> Provided passage:
((
The study included patients with renal impairment classified on the basis of-creatinine clearance (based on the Cockcroft-Gault formula) as mild (>50 to ≤80 ml/min), moderate (≥30 to ≤50 ml/min), or severe (≤30 ml/min), as well as patients with ESRD on haemodialysis.
The degree of renal impairment did not affect the Cmax
of saxagliptin or its major metabolite. In subjects with mild renal impairment, the mean AUC values of saxagliptin and its major metabolite were 1.2- and 1.7- fold higher, respectively, than mean AUC values in subjects with normal renal function. Because increases of this magnitude are not clinically relevant, dose adjustment in patients with mild renal impairment is not recommended. In subjects with moderate or severe renal impairment or in subjects with ESRD on haemodialysis, the AUC values of saxagliptin and its major metabolite were up to 2.1- and 4.5-fold higher, respectively, than AUC values in subjects with normal renal function. The dose of ONGLYZA should be reduced to 2.5 mg once daily in patients with moderate renal impairment (see Dosage & Adminisration and Precautions).
Hepatic impairment: In subjects with mild (Child-Pugh Class A), moderate (Child-Pugh Class B), or severe (Child-Pugh Class C) hepatic impairment the exposures to saxagliptin were 1.1-, 1.4- and 1.8-fold higher, respectively, and the exposures to BMS-510849 were 22%, 7%, and 33% lower, respectively, than those observed in healthy subjects.
Elderly patients (≥65 years): Elderly (65-80 years) had about 60% higher saxagliptin AUC than young patients (18-40 years). This is not considered clinically meaningful, therefore, no dose adjustment for ONGLYZA is recommended on the basis of age alone.
Toxicology: Preclinical safety data:
In cynomolgus monkeys saxagliptin produced reversible skin lesions (scabs, ulcerations and necrosis) in extremities (tail, digits, scrotum and/or nose) at doses ≥3 mg/kg/day. The no effect level (NOEL) for the lesions is 1 and 2 times the human exposure of saxagliptin and the major metabolite respectively, at the recommended human dose of 5 mg/day (RHD). The clinical relevance of the skin lesions is not known, however clinical correlates to skin lesions in monkeys have not been observed in human clinical trials of saxagliptin. Immune related findings of minimal, nonprogressive, lymphoid hyperplasia in spleen, lymph nodes and bone marrow with no adverse sequelae have been reported in all species tested at exposures starting from 7 times the RHD.
))
> Data under study:
((
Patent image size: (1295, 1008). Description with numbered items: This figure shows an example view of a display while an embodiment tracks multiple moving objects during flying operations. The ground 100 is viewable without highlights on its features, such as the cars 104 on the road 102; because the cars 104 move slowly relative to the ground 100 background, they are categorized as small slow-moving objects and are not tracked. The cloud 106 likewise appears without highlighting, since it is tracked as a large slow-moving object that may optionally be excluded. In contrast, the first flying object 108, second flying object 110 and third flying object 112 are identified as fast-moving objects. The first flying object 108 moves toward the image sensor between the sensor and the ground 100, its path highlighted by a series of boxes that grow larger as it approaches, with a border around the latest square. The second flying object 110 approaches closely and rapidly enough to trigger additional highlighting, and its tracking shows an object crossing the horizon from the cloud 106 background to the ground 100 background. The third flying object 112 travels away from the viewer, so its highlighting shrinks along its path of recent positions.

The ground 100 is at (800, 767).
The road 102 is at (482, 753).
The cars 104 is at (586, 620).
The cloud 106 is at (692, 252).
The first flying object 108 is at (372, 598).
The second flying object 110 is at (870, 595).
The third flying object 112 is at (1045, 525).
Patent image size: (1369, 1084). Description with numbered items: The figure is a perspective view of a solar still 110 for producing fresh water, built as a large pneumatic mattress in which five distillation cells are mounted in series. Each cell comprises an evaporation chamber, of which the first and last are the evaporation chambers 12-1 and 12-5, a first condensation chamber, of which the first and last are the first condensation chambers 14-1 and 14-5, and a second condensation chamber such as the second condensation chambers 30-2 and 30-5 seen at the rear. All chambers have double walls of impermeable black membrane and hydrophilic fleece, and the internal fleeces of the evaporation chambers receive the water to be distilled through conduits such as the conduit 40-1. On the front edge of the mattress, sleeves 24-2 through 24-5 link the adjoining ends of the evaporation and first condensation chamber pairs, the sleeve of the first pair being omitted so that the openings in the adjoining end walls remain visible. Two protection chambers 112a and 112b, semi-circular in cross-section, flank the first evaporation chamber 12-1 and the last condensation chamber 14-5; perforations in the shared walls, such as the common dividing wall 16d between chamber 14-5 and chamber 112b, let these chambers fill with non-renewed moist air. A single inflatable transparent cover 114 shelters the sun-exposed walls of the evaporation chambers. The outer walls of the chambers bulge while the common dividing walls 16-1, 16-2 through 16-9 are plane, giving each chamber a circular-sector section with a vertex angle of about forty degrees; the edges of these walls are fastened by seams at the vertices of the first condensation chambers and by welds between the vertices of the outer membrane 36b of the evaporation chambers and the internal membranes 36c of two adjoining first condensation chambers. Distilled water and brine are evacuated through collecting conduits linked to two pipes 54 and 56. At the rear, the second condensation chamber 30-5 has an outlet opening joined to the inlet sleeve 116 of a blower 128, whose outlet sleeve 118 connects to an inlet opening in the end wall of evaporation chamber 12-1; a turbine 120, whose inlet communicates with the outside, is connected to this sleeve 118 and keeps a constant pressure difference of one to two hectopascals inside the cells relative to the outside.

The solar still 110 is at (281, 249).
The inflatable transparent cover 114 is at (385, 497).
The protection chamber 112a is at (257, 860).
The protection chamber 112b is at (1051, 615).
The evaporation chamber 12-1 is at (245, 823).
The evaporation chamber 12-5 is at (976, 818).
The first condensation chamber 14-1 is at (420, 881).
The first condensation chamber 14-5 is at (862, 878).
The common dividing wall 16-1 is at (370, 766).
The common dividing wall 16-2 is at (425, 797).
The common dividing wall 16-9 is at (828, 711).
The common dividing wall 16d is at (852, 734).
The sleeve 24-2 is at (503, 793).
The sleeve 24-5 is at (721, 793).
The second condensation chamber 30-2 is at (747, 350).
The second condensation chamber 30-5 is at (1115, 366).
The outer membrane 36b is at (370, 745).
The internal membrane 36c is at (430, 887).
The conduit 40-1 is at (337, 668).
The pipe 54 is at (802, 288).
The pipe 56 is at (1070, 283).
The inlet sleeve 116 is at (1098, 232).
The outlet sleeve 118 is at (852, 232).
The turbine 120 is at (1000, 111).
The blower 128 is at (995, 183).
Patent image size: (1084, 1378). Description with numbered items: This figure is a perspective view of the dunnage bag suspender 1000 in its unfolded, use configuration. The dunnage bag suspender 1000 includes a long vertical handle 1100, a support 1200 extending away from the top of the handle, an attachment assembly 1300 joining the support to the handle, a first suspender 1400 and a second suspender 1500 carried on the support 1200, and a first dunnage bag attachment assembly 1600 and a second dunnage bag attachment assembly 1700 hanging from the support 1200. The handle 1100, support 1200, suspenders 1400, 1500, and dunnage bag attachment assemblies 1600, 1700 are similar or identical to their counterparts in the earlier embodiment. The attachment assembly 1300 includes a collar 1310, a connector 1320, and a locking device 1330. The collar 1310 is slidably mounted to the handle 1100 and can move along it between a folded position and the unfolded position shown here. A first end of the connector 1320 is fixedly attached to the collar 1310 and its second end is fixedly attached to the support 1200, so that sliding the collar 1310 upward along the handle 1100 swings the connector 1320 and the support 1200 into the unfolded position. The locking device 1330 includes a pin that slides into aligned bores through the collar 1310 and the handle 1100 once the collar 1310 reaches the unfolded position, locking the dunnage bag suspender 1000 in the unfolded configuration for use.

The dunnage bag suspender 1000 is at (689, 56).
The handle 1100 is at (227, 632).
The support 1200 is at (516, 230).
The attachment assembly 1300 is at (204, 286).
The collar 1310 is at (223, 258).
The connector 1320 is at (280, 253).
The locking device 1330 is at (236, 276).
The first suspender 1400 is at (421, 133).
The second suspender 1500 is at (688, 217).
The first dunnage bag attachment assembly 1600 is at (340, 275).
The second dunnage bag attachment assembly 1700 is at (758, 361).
))
> Work to complete:
1 – Using the saxagliptin passage above, answer:
(a) How much higher was saxagliptin AUC in elderly patients aged 65-80 than in young patients?
(b) In subjects with severe (Child-Pugh Class C) hepatic impairment, how much higher was exposure to saxagliptin than in healthy subjects?
(c) At what doses did saxagliptin produce skin lesions in cynomolgus monkeys?
2 – Carry on the saxagliptin passage from the point where it stops.

> Answers to each task:
1 –
(a) About 60% higher.
(b) 1.8-fold higher.
(c) At doses ≥3 mg/kg/day.

2 –
Saxagliptin produced gastrointestinal toxicity in dogs, including bloody/mucoid faeces and enteropathy at higher doses with a NOEL 4 and 2 times the human exposure for saxagliptin and the major metabolite, respectively, at RHD.
Saxagliptin was not genotoxic in a conventional battery of genotoxicity studies in vitro
and in vivo
. No carcinogenic potential was observed in two-year carcinogenicity assays with mice and rats.
Effects on fertility were observed in male and female rats at high doses producing overt signs of toxicity. Saxagliptin was not teratogenic at any doses evaluated in rats or rabbits. At high doses in rats, saxagliptin caused reduced ossification (a developmental delay) of the foetal pelvis and decreased foetal body weight (in the presence of maternal toxicity), with a NOEL 303 and 30 times the human exposure for saxagliptin and the major metabolite, respectively, at RHD. In rabbits, the effects of saxagliptin were limited to minor skeletal variations observed only at maternally toxic doses (NOEL 158 and 224 times the human exposure for saxagliptin and the major metabolite, respectively at RHD). In a pre- and postnatal developmental study in rats, saxagliptin caused decreased pup weight at maternally toxic doses, with NOEL 488 and 45 times the human exposure for saxagliptin and the major metabolite, respectively at RHD The effect on offspring body weights were noted until postnatal day 92 and 120 in females and males, respectively.